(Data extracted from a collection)

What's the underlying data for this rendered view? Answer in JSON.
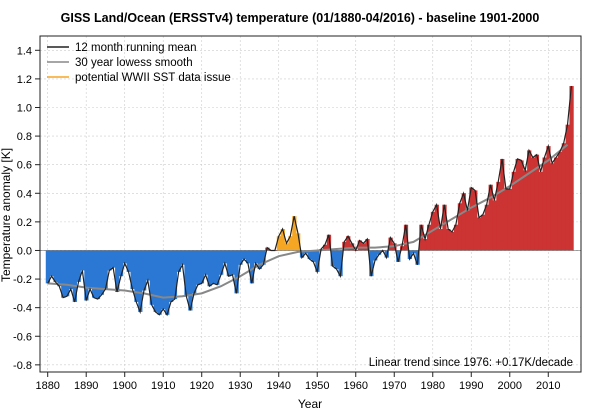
{
  "chart_data": {
    "type": "bar",
    "title": "GISS Land/Ocean (ERSSTv4) temperature (01/1880-04/2016) - baseline 1901-2000",
    "xlabel": "Year",
    "ylabel": "Temperature anomaly [K]",
    "xlim": [
      1878,
      2018.5
    ],
    "ylim": [
      -0.85,
      1.5
    ],
    "x_ticks": [
      1880,
      1890,
      1900,
      1910,
      1920,
      1930,
      1940,
      1950,
      1960,
      1970,
      1980,
      1990,
      2000,
      2010
    ],
    "y_ticks": [
      -0.8,
      -0.6,
      -0.4,
      -0.2,
      0.0,
      0.2,
      0.4,
      0.6,
      0.8,
      1.0,
      1.2,
      1.4
    ],
    "grid": true,
    "legend_position": "top-left",
    "annotation": "Linear trend since 1976: +0.17K/decade",
    "wwii_period": [
      1939.5,
      1945.8
    ],
    "colors": {
      "negative": "#2a78d4",
      "positive": "#cc3333",
      "wwii": "#f5a623",
      "running_mean": "#222222",
      "lowess": "#888888"
    },
    "series": [
      {
        "name": "12 month running mean",
        "x": [
          1880,
          1881,
          1882,
          1883,
          1884,
          1885,
          1886,
          1887,
          1888,
          1889,
          1890,
          1891,
          1892,
          1893,
          1894,
          1895,
          1896,
          1897,
          1898,
          1899,
          1900,
          1901,
          1902,
          1903,
          1904,
          1905,
          1906,
          1907,
          1908,
          1909,
          1910,
          1911,
          1912,
          1913,
          1914,
          1915,
          1916,
          1917,
          1918,
          1919,
          1920,
          1921,
          1922,
          1923,
          1924,
          1925,
          1926,
          1927,
          1928,
          1929,
          1930,
          1931,
          1932,
          1933,
          1934,
          1935,
          1936,
          1937,
          1938,
          1939,
          1940,
          1941,
          1942,
          1943,
          1944,
          1945,
          1946,
          1947,
          1948,
          1949,
          1950,
          1951,
          1952,
          1953,
          1954,
          1955,
          1956,
          1957,
          1958,
          1959,
          1960,
          1961,
          1962,
          1963,
          1964,
          1965,
          1966,
          1967,
          1968,
          1969,
          1970,
          1971,
          1972,
          1973,
          1974,
          1975,
          1976,
          1977,
          1978,
          1979,
          1980,
          1981,
          1982,
          1983,
          1984,
          1985,
          1986,
          1987,
          1988,
          1989,
          1990,
          1991,
          1992,
          1993,
          1994,
          1995,
          1996,
          1997,
          1998,
          1999,
          2000,
          2001,
          2002,
          2003,
          2004,
          2005,
          2006,
          2007,
          2008,
          2009,
          2010,
          2011,
          2012,
          2013,
          2014,
          2015,
          2016
        ],
        "values": [
          -0.23,
          -0.18,
          -0.22,
          -0.25,
          -0.33,
          -0.32,
          -0.27,
          -0.36,
          -0.22,
          -0.14,
          -0.35,
          -0.27,
          -0.33,
          -0.34,
          -0.31,
          -0.27,
          -0.14,
          -0.12,
          -0.29,
          -0.18,
          -0.09,
          -0.15,
          -0.27,
          -0.36,
          -0.43,
          -0.28,
          -0.21,
          -0.38,
          -0.43,
          -0.45,
          -0.41,
          -0.45,
          -0.36,
          -0.34,
          -0.15,
          -0.1,
          -0.32,
          -0.42,
          -0.3,
          -0.24,
          -0.23,
          -0.17,
          -0.25,
          -0.23,
          -0.24,
          -0.17,
          -0.09,
          -0.18,
          -0.17,
          -0.3,
          -0.1,
          -0.06,
          -0.09,
          -0.23,
          -0.09,
          -0.13,
          -0.1,
          0.02,
          0.0,
          0.0,
          0.1,
          0.15,
          0.05,
          0.1,
          0.24,
          0.12,
          -0.05,
          -0.02,
          -0.06,
          -0.08,
          -0.15,
          0.01,
          0.04,
          0.11,
          -0.11,
          -0.13,
          -0.18,
          0.06,
          0.1,
          0.05,
          0.0,
          0.07,
          0.05,
          0.08,
          -0.18,
          -0.07,
          -0.03,
          0.0,
          -0.05,
          0.09,
          0.05,
          -0.08,
          0.03,
          0.18,
          -0.06,
          -0.02,
          -0.1,
          0.18,
          0.08,
          0.18,
          0.27,
          0.32,
          0.15,
          0.32,
          0.15,
          0.13,
          0.18,
          0.33,
          0.4,
          0.28,
          0.44,
          0.42,
          0.23,
          0.25,
          0.32,
          0.46,
          0.35,
          0.48,
          0.64,
          0.43,
          0.43,
          0.55,
          0.64,
          0.63,
          0.56,
          0.7,
          0.65,
          0.67,
          0.55,
          0.65,
          0.73,
          0.61,
          0.65,
          0.69,
          0.75,
          0.88,
          1.15
        ]
      },
      {
        "name": "30 year lowess smooth",
        "x": [
          1880,
          1885,
          1890,
          1895,
          1900,
          1905,
          1910,
          1915,
          1920,
          1925,
          1930,
          1935,
          1940,
          1945,
          1950,
          1955,
          1960,
          1965,
          1970,
          1975,
          1980,
          1985,
          1990,
          1995,
          2000,
          2005,
          2010,
          2015
        ],
        "values": [
          -0.23,
          -0.24,
          -0.26,
          -0.27,
          -0.28,
          -0.3,
          -0.33,
          -0.32,
          -0.3,
          -0.25,
          -0.18,
          -0.1,
          -0.04,
          -0.01,
          0.0,
          0.01,
          0.02,
          0.02,
          0.03,
          0.06,
          0.14,
          0.22,
          0.3,
          0.37,
          0.45,
          0.54,
          0.63,
          0.74
        ]
      },
      {
        "name": "potential WWII SST data issue"
      }
    ]
  }
}
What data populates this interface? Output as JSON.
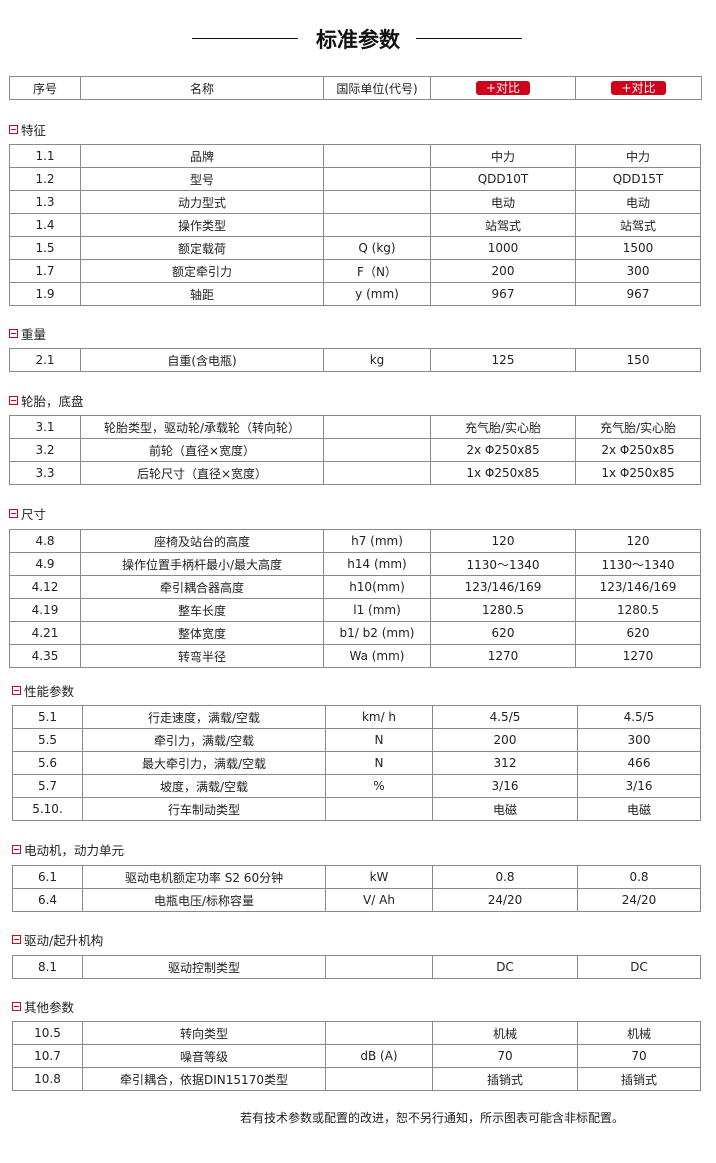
{
  "title": "标准参数",
  "header": {
    "cols": [
      "序号",
      "名称",
      "国际单位(代号)"
    ],
    "compare_label": "+对比"
  },
  "sections": [
    {
      "name": "特征",
      "rows": [
        [
          "1.1",
          "品牌",
          "",
          "中力",
          "中力"
        ],
        [
          "1.2",
          "型号",
          "",
          "QDD10T",
          "QDD15T"
        ],
        [
          "1.3",
          "动力型式",
          "",
          "电动",
          "电动"
        ],
        [
          "1.4",
          "操作类型",
          "",
          "站驾式",
          "站驾式"
        ],
        [
          "1.5",
          "额定载荷",
          "Q (kg)",
          "1000",
          "1500"
        ],
        [
          "1.7",
          "额定牵引力",
          "F（N）",
          "200",
          "300"
        ],
        [
          "1.9",
          "轴距",
          "y (mm)",
          "967",
          "967"
        ]
      ]
    },
    {
      "name": "重量",
      "rows": [
        [
          "2.1",
          "自重(含电瓶)",
          "kg",
          "125",
          "150"
        ]
      ]
    },
    {
      "name": "轮胎，底盘",
      "rows": [
        [
          "3.1",
          "轮胎类型，驱动轮/承载轮（转向轮）",
          "",
          "充气胎/实心胎",
          "充气胎/实心胎"
        ],
        [
          "3.2",
          "前轮（直径×宽度）",
          "",
          "2x Φ250x85",
          "2x Φ250x85"
        ],
        [
          "3.3",
          "后轮尺寸（直径×宽度）",
          "",
          "1x Φ250x85",
          "1x Φ250x85"
        ]
      ]
    },
    {
      "name": "尺寸",
      "rows": [
        [
          "4.8",
          "座椅及站台的高度",
          "h7 (mm)",
          "120",
          "120"
        ],
        [
          "4.9",
          "操作位置手柄杆最小/最大高度",
          "h14 (mm)",
          "1130～1340",
          "1130～1340"
        ],
        [
          "4.12",
          "牵引耦合器高度",
          "h10(mm)",
          "123/146/169",
          "123/146/169"
        ],
        [
          "4.19",
          "整车长度",
          "l1 (mm)",
          "1280.5",
          "1280.5"
        ],
        [
          "4.21",
          "整体宽度",
          "b1/ b2 (mm)",
          "620",
          "620"
        ],
        [
          "4.35",
          "转弯半径",
          "Wa (mm)",
          "1270",
          "1270"
        ]
      ]
    },
    {
      "name": "性能参数",
      "rows": [
        [
          "5.1",
          "行走速度，满载/空载",
          "km/ h",
          "4.5/5",
          "4.5/5"
        ],
        [
          "5.5",
          "牵引力，满载/空载",
          "N",
          "200",
          "300"
        ],
        [
          "5.6",
          "最大牵引力，满载/空载",
          "N",
          "312",
          "466"
        ],
        [
          "5.7",
          "坡度，满载/空载",
          "%",
          "3/16",
          "3/16"
        ],
        [
          "5.10.",
          "行车制动类型",
          "",
          "电磁",
          "电磁"
        ]
      ]
    },
    {
      "name": "电动机，动力单元",
      "rows": [
        [
          "6.1",
          "驱动电机额定功率 S2 60分钟",
          "kW",
          "0.8",
          "0.8"
        ],
        [
          "6.4",
          "电瓶电压/标称容量",
          "V/ Ah",
          "24/20",
          "24/20"
        ]
      ]
    },
    {
      "name": "驱动/起升机构",
      "rows": [
        [
          "8.1",
          "驱动控制类型",
          "",
          "DC",
          "DC"
        ]
      ]
    },
    {
      "name": "其他参数",
      "rows": [
        [
          "10.5",
          "转向类型",
          "",
          "机械",
          "机械"
        ],
        [
          "10.7",
          "噪音等级",
          "dB (A)",
          "70",
          "70"
        ],
        [
          "10.8",
          "牵引耦合，依据DIN15170类型",
          "",
          "插销式",
          "插销式"
        ]
      ]
    }
  ],
  "footer": "若有技术参数或配置的改进，恕不另行通知，所示图表可能含非标配置。",
  "colors": {
    "accent": "#d0021b",
    "border": "#8a8a8a"
  }
}
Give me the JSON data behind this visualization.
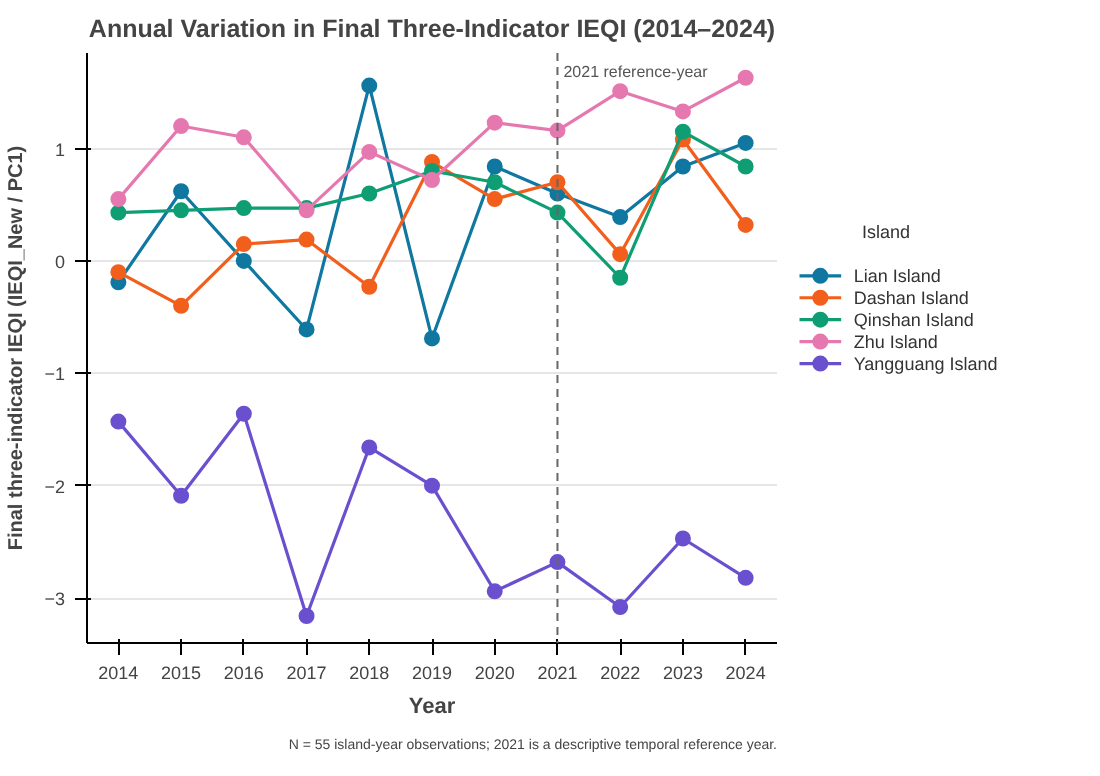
{
  "chart_data": {
    "type": "line",
    "title": "Annual Variation in Final Three-Indicator IEQI (2014–2024)",
    "xlabel": "Year",
    "ylabel": "Final three-indicator IEQI (IEQI_New / PC1)",
    "legend_title": "Island",
    "x": [
      2014,
      2015,
      2016,
      2017,
      2018,
      2019,
      2020,
      2021,
      2022,
      2023,
      2024
    ],
    "series": [
      {
        "name": "Lian Island",
        "color": "#0f77a0",
        "values": [
          -0.19,
          0.62,
          0.0,
          -0.61,
          1.56,
          -0.69,
          0.84,
          0.6,
          0.39,
          0.84,
          1.05
        ]
      },
      {
        "name": "Dashan Island",
        "color": "#f25f1c",
        "values": [
          -0.1,
          -0.4,
          0.15,
          0.19,
          -0.23,
          0.88,
          0.55,
          0.7,
          0.06,
          1.08,
          0.32
        ]
      },
      {
        "name": "Qinshan Island",
        "color": "#0f9e73",
        "values": [
          0.43,
          0.45,
          0.47,
          0.47,
          0.6,
          0.8,
          0.7,
          0.43,
          -0.15,
          1.15,
          0.84
        ]
      },
      {
        "name": "Zhu Island",
        "color": "#e678b0",
        "values": [
          0.55,
          1.2,
          1.1,
          0.45,
          0.97,
          0.72,
          1.23,
          1.16,
          1.51,
          1.33,
          1.63
        ]
      },
      {
        "name": "Yangguang Island",
        "color": "#6a50cf",
        "values": [
          -1.43,
          -2.09,
          -1.36,
          -3.16,
          -1.66,
          -2.0,
          -2.94,
          -2.68,
          -3.08,
          -2.47,
          -2.82
        ]
      }
    ],
    "xlim": [
      2013.5,
      2024.5
    ],
    "xticks": [
      2014,
      2015,
      2016,
      2017,
      2018,
      2019,
      2020,
      2021,
      2022,
      2023,
      2024
    ],
    "ylim": [
      -3.4,
      1.85
    ],
    "yticks": [
      -3,
      -2,
      -1,
      0,
      1
    ],
    "ref_lines": [
      {
        "axis": "x",
        "value": 2021,
        "label": "2021 reference-year",
        "color": "#666666",
        "line_style": "dashed"
      }
    ],
    "annotations": [
      "N = 55 island-year observations; 2021 is a descriptive temporal reference year."
    ],
    "grid": "y",
    "legend": "right",
    "marker": "circle",
    "line_style": "solid"
  }
}
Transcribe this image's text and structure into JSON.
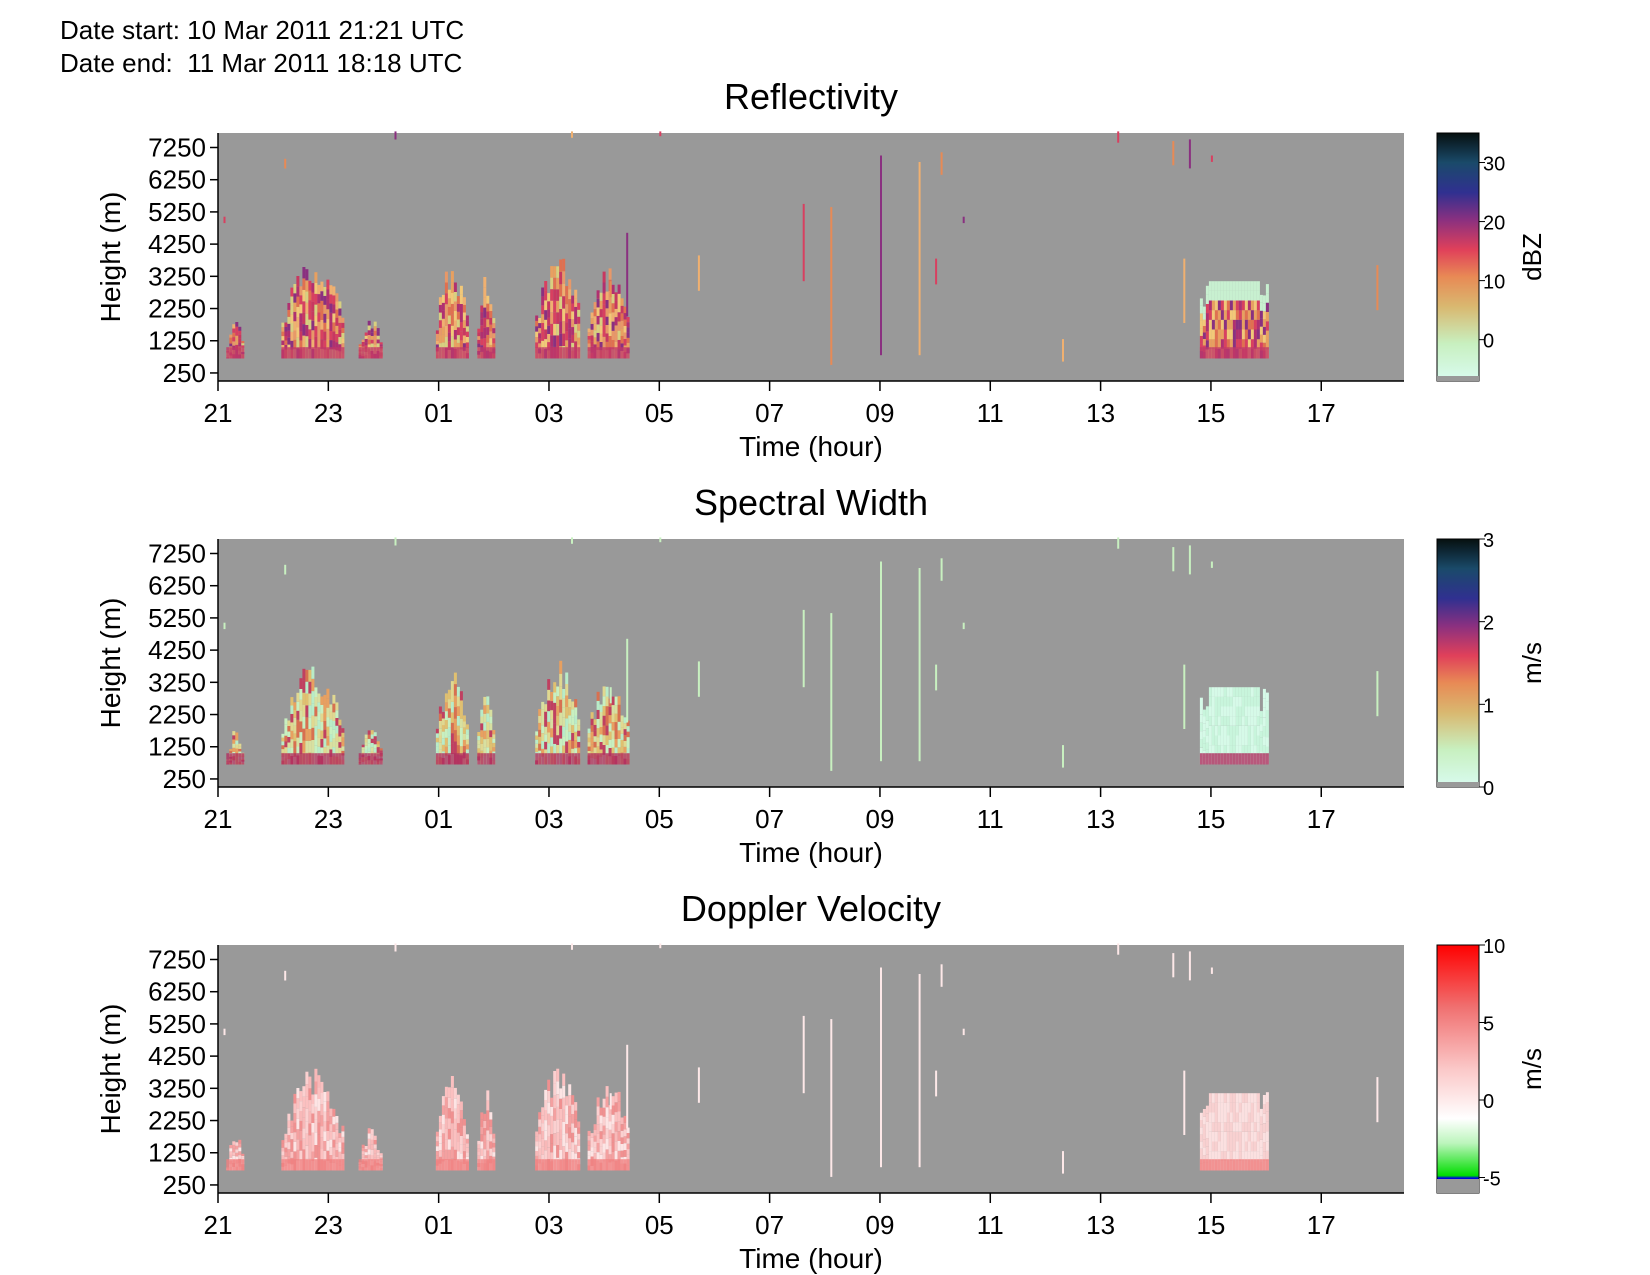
{
  "header": {
    "date_start_label": "Date start:",
    "date_start": "10 Mar 2011 21:21 UTC",
    "date_end_label": "Date end:",
    "date_end": "11 Mar 2011 18:18 UTC"
  },
  "colors": {
    "background_no_data": "#999999"
  },
  "chart_data": [
    {
      "type": "heatmap",
      "title": "Reflectivity",
      "xlabel": "Time (hour)",
      "ylabel": "Height (m)",
      "x_ticks": [
        "21",
        "23",
        "01",
        "03",
        "05",
        "07",
        "09",
        "11",
        "13",
        "15",
        "17"
      ],
      "y_ticks": [
        "7250",
        "6250",
        "5250",
        "4250",
        "3250",
        "2250",
        "1250",
        "250"
      ],
      "colorbar": {
        "label": "dBZ",
        "ticks": [
          "30",
          "20",
          "10",
          "0"
        ],
        "range": [
          -7,
          35
        ]
      },
      "cloud_regions_hours": [
        [
          21.2,
          21.5
        ],
        [
          22.4,
          23.2
        ],
        [
          23.6,
          24.0
        ],
        [
          25.0,
          25.5
        ],
        [
          25.7,
          25.9
        ],
        [
          26.8,
          27.6
        ],
        [
          27.7,
          28.4
        ]
      ]
    },
    {
      "type": "heatmap",
      "title": "Spectral Width",
      "xlabel": "Time (hour)",
      "ylabel": "Height (m)",
      "x_ticks": [
        "21",
        "23",
        "01",
        "03",
        "05",
        "07",
        "09",
        "11",
        "13",
        "15",
        "17"
      ],
      "y_ticks": [
        "7250",
        "6250",
        "5250",
        "4250",
        "3250",
        "2250",
        "1250",
        "250"
      ],
      "colorbar": {
        "label": "m/s",
        "ticks": [
          "3",
          "2",
          "1",
          "0"
        ],
        "range": [
          0,
          3
        ]
      }
    },
    {
      "type": "heatmap",
      "title": "Doppler Velocity",
      "xlabel": "Time (hour)",
      "ylabel": "Height (m)",
      "x_ticks": [
        "21",
        "23",
        "01",
        "03",
        "05",
        "07",
        "09",
        "11",
        "13",
        "15",
        "17"
      ],
      "y_ticks": [
        "7250",
        "6250",
        "5250",
        "4250",
        "3250",
        "2250",
        "1250",
        "250"
      ],
      "colorbar": {
        "label": "m/s",
        "ticks": [
          "10",
          "5",
          "0",
          "-5"
        ],
        "range": [
          -6,
          10
        ]
      }
    }
  ]
}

SHORT EXERCISE: Out of the material above, select every line that holds the string "What".

WRITTEN RESPONSE:
What's the underlying data for this rendered view? Answer in JSON.
What data populates this interface? Output as JSON.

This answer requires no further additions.